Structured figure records
++++++

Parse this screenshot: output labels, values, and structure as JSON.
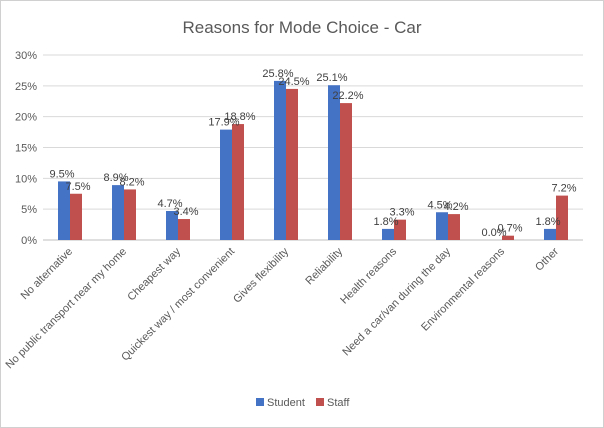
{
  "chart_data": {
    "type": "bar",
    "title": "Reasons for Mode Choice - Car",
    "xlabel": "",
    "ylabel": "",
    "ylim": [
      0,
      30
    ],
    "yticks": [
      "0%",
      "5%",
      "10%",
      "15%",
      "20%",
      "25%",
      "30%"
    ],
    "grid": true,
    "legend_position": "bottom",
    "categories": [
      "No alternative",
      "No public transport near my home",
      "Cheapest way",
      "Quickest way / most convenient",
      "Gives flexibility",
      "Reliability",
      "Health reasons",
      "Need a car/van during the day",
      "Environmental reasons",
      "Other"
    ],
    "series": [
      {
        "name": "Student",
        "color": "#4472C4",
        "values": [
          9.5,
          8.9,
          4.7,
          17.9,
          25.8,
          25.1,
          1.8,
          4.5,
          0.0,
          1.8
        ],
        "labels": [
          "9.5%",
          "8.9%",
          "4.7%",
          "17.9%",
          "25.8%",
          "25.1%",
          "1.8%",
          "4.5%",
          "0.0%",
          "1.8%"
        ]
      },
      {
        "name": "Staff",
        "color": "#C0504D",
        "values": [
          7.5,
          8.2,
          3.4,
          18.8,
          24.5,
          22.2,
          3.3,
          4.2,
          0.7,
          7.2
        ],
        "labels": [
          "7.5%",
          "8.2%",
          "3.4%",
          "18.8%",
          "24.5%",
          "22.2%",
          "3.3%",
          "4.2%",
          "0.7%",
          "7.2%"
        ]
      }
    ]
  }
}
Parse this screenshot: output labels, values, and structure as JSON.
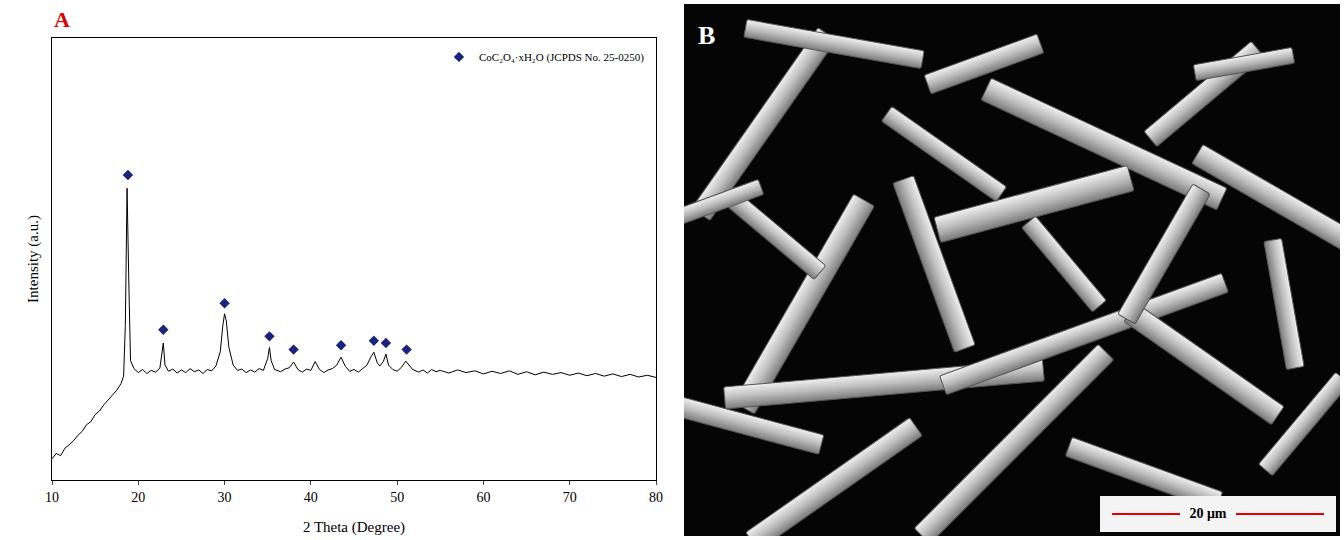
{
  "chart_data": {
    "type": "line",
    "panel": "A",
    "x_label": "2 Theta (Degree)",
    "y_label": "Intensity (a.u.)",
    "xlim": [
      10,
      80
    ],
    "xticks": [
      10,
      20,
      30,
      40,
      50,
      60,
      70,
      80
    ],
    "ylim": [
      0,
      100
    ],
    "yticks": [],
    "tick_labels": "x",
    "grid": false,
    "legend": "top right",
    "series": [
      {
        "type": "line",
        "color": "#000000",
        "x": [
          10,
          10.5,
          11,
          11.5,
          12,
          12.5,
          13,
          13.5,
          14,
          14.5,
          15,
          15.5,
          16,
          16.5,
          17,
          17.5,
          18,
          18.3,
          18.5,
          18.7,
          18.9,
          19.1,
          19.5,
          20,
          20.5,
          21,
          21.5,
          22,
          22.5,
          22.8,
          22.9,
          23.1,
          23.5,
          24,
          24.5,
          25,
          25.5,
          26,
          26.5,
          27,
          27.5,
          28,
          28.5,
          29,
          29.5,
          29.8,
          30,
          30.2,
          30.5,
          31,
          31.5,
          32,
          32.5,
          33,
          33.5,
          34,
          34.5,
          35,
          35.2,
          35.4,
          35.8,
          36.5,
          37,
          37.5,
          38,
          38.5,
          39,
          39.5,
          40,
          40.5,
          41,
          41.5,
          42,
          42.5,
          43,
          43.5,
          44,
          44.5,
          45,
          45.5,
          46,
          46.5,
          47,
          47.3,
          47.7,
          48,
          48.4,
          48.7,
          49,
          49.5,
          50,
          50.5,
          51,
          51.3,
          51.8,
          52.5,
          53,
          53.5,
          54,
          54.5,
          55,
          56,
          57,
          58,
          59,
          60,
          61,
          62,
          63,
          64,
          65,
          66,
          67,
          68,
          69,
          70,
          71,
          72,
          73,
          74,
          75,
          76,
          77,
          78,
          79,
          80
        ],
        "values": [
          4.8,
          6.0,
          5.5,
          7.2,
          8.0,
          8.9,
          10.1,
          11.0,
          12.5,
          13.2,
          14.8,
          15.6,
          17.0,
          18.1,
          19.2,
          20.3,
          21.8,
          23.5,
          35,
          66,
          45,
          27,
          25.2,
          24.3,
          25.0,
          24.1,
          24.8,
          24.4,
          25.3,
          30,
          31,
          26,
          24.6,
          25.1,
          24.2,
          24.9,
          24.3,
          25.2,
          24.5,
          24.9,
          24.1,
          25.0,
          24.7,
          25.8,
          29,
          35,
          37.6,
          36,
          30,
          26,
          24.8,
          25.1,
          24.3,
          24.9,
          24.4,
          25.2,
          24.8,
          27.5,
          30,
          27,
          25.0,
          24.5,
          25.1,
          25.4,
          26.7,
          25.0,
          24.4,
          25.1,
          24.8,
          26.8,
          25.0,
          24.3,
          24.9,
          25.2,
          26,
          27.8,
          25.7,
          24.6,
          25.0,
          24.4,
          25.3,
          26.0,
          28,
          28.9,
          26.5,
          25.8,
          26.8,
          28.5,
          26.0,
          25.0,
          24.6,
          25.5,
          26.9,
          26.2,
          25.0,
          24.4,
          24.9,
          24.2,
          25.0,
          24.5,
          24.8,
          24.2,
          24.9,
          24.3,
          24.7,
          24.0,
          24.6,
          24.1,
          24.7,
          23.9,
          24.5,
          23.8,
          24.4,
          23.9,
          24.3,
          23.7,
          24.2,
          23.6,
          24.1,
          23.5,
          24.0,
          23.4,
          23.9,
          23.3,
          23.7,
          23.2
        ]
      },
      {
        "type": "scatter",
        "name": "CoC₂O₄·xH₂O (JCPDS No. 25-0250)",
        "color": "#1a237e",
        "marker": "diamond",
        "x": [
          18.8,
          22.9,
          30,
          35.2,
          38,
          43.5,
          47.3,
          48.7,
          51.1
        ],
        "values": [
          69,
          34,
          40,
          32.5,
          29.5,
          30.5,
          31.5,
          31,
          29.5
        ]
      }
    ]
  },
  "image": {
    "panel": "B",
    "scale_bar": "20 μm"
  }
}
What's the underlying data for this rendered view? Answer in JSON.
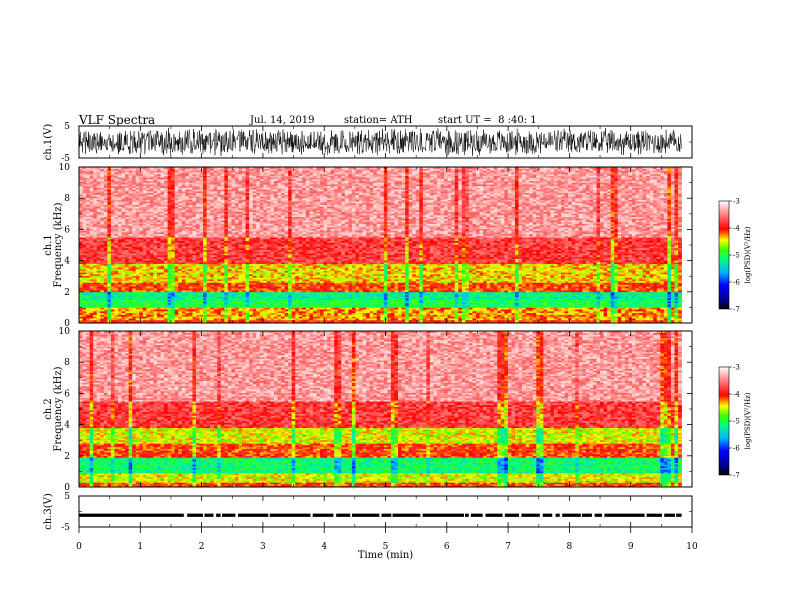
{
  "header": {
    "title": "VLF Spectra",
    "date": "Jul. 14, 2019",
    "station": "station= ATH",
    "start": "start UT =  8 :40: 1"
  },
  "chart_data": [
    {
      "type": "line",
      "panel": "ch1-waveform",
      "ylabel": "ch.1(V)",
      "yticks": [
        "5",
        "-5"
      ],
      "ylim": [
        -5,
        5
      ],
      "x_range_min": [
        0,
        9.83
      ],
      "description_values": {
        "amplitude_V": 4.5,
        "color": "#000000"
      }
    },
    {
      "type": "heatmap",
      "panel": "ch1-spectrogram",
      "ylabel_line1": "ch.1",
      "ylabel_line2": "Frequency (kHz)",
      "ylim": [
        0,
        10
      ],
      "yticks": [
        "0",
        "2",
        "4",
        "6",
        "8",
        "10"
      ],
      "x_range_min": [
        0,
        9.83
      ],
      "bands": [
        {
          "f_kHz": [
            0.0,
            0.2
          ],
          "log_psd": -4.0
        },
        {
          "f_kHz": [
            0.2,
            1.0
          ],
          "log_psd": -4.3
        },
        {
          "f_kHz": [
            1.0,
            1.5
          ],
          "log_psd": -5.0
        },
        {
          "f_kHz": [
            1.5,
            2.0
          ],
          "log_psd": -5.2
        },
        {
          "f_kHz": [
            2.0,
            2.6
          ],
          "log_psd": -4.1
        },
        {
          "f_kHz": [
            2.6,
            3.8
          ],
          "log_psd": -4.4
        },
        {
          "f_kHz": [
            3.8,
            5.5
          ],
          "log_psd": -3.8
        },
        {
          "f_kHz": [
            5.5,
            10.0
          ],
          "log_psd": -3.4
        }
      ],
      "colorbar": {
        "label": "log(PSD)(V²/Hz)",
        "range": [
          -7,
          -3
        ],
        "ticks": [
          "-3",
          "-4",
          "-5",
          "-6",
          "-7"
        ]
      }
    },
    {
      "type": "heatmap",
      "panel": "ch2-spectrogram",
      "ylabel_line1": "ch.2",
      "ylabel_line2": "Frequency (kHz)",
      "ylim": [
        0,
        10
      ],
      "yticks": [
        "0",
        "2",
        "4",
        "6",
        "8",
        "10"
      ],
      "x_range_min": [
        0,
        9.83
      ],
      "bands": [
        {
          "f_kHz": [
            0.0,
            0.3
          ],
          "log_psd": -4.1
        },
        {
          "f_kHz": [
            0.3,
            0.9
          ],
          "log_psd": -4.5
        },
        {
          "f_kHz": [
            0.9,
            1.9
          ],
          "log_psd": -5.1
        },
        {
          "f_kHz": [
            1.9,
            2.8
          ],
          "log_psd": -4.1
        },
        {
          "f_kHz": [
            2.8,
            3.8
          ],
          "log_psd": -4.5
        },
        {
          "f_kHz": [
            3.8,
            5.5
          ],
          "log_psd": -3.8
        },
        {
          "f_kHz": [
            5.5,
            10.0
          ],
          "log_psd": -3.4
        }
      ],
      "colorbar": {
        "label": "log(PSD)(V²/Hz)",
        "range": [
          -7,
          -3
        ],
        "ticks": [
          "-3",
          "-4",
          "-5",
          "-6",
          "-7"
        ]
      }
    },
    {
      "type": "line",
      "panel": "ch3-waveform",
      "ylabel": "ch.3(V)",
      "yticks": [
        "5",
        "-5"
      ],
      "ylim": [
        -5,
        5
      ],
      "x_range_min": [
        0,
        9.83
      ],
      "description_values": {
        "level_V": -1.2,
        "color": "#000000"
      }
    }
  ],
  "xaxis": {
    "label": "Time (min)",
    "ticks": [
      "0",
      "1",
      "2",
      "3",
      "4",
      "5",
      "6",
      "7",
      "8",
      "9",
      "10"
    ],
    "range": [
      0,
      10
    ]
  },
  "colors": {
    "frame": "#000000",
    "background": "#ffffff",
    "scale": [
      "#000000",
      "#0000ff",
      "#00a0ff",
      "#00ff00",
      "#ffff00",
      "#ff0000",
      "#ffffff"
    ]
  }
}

++++++

Report only the number of lines in the listing that contain the word "name".

3